## Begin Source text

On 6 Apr 2008, at 12:13 AM, Martin Maechler wrote:
"Jon" == Jonathan Baron <baron at psych.upenn.edu> on Sat, 5 Apr 2008 07:21:19 -0400 writes:
Jon> On 04/05/08 12:10, Reinhold Kliegl wrote: [...]
In perspective, I think the p-value problem will simply go away.
Jon> I'm not sure what you mean here. If you mean to
Jon> replace them with confidence intervals, I have no
Jon> problem with that. But, as a journal editor, I am
Jon> afraid that I will continue to insist on some sort of
Jon> evidence that effects are real. This can be done in
Jon> many ways. But too many authors submit articles in
Jon> which the claimed effects can result from random
Jon> variation, either in subjects ("participants*") or
Jon> items, and they don't correctly reject such alternative
Jon> explanations of a difference in means.
Jon> I have noticed a kind of split among those who comment
Jon> on this issue. On the one side are those who are
Jon> familiar with fields such as epidemiology or economics
Jon> (excluding experimental economics), where the claim is
Jon> often made that "the null hypothesis is always false
Jon> anyway, so why bother rejecting it?" These are the
Jon> ones interested in effect sizes, variance accounted
Jon> for, etc. They are correct for this kind of research,
Jon> but there are other kinds of research.
Jon> On the other side, are those from (e.g.) experimental
Jon> psychology, where the name of the game is to design
Jon> experiments that are so well controlled that the null
Jon> hypothesis will be true if the effect of interest is
Jon> absent. As a member of this group, when I read people
Jon> from the first group, I find it very discouraging. It
Jon> is almost as if they are saying that what I work so
Jon> hard to try to do is impossible.
Jon> To get a little specific, although I found Gelman and
Jon> Hill's book very helpful on many points (and it does
Jon> not deny the existence of people like me), it is
Jon> written largely for members of the first group. By
Jon> contrast, Baayen's book is written for people like me,
Jon> as is the Baayen, Davidson, and Bates article, "Mixed
Jon> effects modeling with crossed random effects for
Jon> subjects and items."
Jon> I'm afraid we do need significance tests, or confidence
Jon> intervals, or something.

## End Source text
## Begin Raw records

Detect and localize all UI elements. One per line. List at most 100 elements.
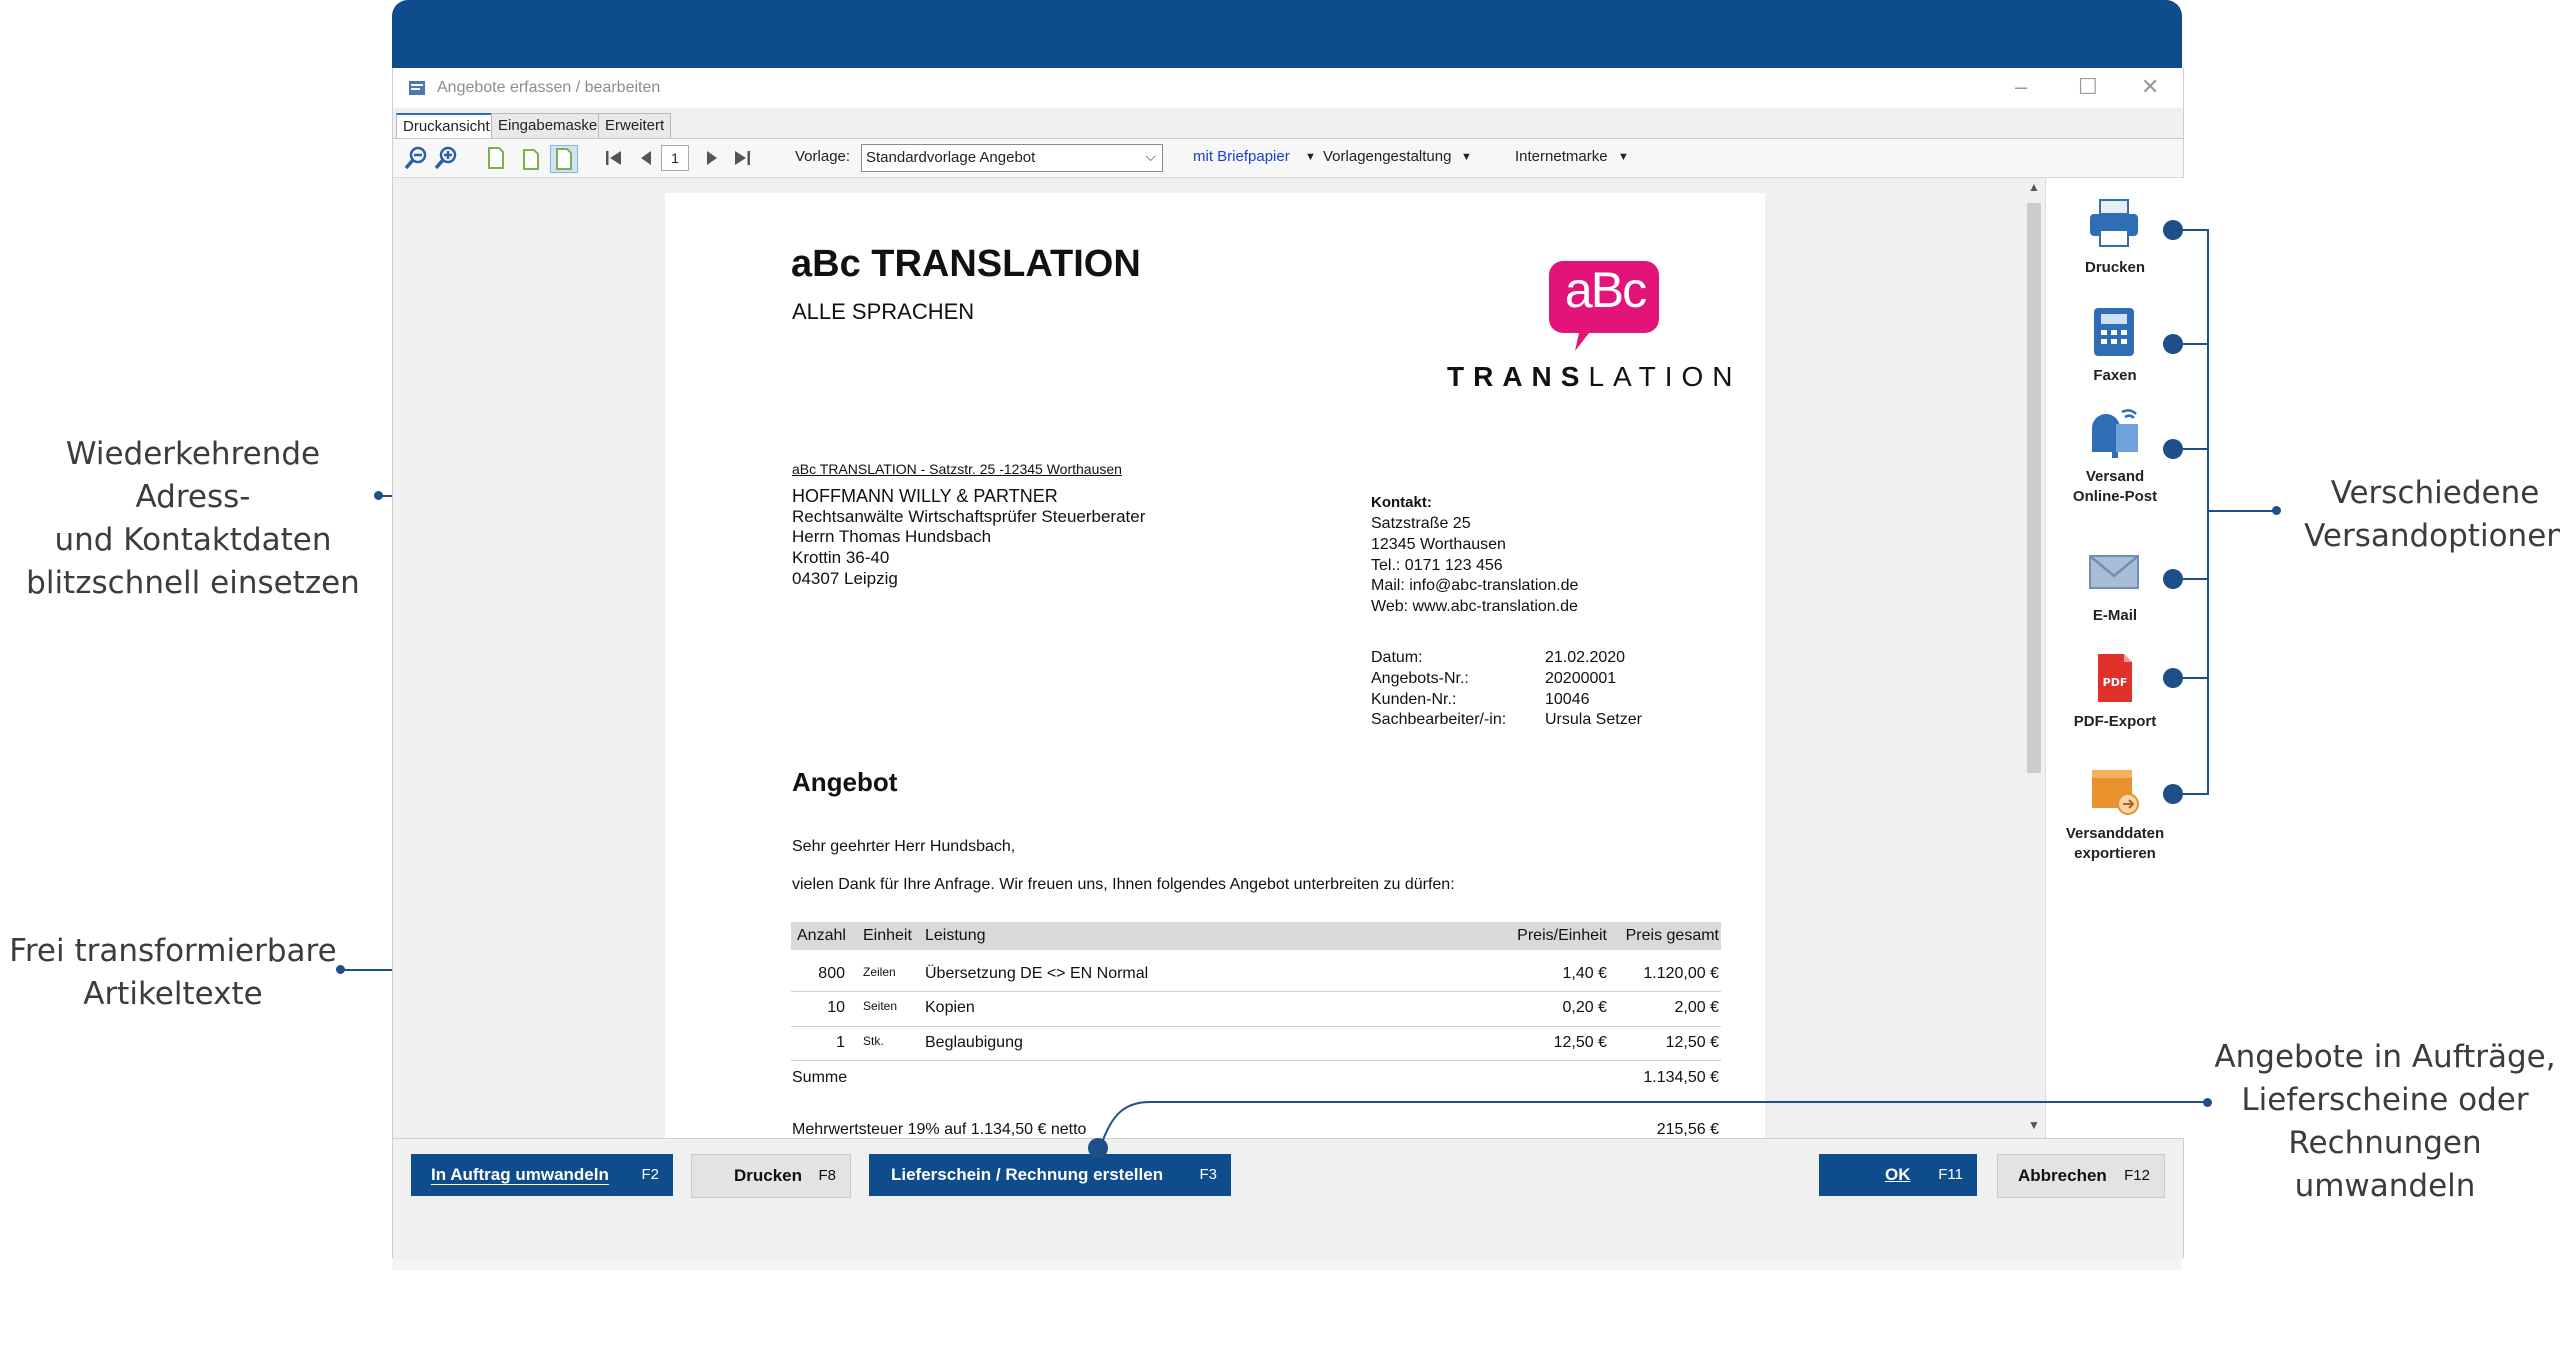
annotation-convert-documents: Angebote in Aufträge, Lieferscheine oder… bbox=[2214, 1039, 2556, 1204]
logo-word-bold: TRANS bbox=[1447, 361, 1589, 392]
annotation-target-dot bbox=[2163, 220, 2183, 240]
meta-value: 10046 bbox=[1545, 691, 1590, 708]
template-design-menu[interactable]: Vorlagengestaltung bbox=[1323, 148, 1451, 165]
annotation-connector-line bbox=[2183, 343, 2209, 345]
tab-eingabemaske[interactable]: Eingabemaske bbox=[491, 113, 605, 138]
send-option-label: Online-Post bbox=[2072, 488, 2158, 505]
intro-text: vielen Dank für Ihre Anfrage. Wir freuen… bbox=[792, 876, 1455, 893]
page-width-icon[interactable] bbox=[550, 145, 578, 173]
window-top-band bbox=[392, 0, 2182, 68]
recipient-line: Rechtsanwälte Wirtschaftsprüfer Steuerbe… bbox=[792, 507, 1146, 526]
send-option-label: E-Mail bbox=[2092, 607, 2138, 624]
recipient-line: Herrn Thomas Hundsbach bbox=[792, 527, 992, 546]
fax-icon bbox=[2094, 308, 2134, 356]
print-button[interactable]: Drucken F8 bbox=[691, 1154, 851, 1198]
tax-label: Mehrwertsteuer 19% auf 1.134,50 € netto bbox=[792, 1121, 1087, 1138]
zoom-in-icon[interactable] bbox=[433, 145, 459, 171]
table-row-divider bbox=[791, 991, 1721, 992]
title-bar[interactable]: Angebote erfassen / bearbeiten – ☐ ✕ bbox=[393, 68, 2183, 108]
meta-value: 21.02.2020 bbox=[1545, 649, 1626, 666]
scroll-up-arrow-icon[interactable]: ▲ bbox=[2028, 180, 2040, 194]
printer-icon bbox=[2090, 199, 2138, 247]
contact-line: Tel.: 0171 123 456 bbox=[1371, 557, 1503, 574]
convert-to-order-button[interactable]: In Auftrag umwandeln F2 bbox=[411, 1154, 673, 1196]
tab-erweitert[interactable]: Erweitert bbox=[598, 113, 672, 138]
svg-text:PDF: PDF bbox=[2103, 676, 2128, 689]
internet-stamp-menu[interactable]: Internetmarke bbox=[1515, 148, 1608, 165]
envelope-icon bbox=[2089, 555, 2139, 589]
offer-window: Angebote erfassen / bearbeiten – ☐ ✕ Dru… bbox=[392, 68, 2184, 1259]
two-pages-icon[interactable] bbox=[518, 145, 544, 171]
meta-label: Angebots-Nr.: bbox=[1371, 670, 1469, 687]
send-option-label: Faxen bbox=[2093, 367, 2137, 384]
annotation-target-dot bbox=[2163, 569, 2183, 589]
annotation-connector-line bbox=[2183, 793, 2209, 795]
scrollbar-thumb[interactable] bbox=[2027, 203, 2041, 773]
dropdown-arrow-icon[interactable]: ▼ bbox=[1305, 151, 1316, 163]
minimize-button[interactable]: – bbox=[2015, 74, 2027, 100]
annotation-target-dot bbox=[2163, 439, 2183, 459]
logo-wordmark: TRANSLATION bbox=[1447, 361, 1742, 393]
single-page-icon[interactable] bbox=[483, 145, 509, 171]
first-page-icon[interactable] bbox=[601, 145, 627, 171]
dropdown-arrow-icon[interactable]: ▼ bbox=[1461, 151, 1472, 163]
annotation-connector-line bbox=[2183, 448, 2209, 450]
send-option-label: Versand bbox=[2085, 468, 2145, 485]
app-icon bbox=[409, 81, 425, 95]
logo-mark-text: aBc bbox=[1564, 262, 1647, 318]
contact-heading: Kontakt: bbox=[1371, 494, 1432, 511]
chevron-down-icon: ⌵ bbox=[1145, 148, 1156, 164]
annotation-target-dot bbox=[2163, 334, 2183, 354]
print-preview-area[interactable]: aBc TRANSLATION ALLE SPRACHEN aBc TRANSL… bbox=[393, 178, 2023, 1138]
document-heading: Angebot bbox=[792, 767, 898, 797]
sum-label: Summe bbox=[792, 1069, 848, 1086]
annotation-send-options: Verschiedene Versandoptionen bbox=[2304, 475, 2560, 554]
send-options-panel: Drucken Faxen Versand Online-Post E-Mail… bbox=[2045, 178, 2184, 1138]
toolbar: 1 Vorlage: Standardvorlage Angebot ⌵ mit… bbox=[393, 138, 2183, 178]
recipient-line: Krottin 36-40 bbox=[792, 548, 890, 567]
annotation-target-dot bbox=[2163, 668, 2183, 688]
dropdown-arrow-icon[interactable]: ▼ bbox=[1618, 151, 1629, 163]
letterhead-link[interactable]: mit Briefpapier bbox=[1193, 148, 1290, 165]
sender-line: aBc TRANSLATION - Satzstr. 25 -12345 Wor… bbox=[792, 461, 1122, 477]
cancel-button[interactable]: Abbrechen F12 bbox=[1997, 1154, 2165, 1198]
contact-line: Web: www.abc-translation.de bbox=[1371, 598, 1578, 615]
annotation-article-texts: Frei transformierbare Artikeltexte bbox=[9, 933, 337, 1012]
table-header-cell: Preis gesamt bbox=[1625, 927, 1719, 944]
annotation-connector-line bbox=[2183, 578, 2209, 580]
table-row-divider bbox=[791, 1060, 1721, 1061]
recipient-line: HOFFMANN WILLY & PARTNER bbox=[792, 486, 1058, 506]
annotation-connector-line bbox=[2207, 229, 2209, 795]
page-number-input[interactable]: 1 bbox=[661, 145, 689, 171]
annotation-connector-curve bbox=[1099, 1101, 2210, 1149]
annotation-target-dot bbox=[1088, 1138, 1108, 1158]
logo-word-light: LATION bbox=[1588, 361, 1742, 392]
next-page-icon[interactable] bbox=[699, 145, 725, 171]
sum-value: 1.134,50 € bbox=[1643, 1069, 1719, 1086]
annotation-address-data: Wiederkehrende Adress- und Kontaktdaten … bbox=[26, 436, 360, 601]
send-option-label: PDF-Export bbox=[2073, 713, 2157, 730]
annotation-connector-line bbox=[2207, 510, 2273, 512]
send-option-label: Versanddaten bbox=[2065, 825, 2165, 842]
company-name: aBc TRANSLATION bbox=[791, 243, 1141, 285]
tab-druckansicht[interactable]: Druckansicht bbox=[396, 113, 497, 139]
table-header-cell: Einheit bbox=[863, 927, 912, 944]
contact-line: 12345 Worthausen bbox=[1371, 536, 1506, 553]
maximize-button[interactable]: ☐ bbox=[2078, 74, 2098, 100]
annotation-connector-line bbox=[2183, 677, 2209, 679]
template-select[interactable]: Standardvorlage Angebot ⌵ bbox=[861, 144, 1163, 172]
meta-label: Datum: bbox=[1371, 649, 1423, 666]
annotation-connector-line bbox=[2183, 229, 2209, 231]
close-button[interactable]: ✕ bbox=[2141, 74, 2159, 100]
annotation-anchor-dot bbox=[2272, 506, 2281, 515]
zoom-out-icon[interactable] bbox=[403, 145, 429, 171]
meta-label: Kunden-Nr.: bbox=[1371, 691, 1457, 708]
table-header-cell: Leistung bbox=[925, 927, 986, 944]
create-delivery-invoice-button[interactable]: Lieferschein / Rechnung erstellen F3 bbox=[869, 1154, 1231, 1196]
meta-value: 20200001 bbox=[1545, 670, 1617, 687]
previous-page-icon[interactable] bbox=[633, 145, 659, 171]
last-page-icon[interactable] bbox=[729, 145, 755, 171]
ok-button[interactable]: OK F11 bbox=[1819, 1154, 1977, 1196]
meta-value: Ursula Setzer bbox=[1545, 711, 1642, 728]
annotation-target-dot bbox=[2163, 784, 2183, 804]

## End Raw records

## Work to do
1 - Summarize the p-value thread in two sentences.
2 - In the p-value thread, whose book does Baron say is written largely for members of the first group?
3 - Please return the part of the p-value thread starting at "On 6 Apr 2008, at" and ending at "difference in means.".

## Task-by-task answers
1 - As a journal editor, Jonathan Baron says he will keep insisting on evidence that effects are real, because many authors submit articles whose claimed effects could result from random variation in subjects or items. He describes a split between commenters from fields such as epidemiology or economics, who say the null hypothesis is always false and care about effect sizes, and experimental psychologists, who design experiments so well controlled that the null hypothesis holds when the effect is absent, and he concludes that significance tests, confidence intervals, or something similar are still needed.

2 - Gelman and Hill's book.

3 -
On 6 Apr 2008, at 12:13 AM, Martin Maechler wrote:
"Jon" == Jonathan Baron <baron at psych.upenn.edu> on Sat, 5 Apr 2008 07:21:19 -0400 writes:
Jon> On 04/05/08 12:10, Reinhold Kliegl wrote: [...]
In perspective, I think the p-value problem will simply go away.
Jon> I'm not sure what you mean here. If you mean to
Jon> replace them with confidence intervals, I have no
Jon> problem with that. But, as a journal editor, I am
Jon> afraid that I will continue to insist on some sort of
Jon> evidence that effects are real. This can be done in
Jon> many ways. But too many authors submit articles in
Jon> which the claimed effects can result from random
Jon> variation, either in subjects ("participants*") or
Jon> items, and they don't correctly reject such alternative
Jon> explanations of a difference in means.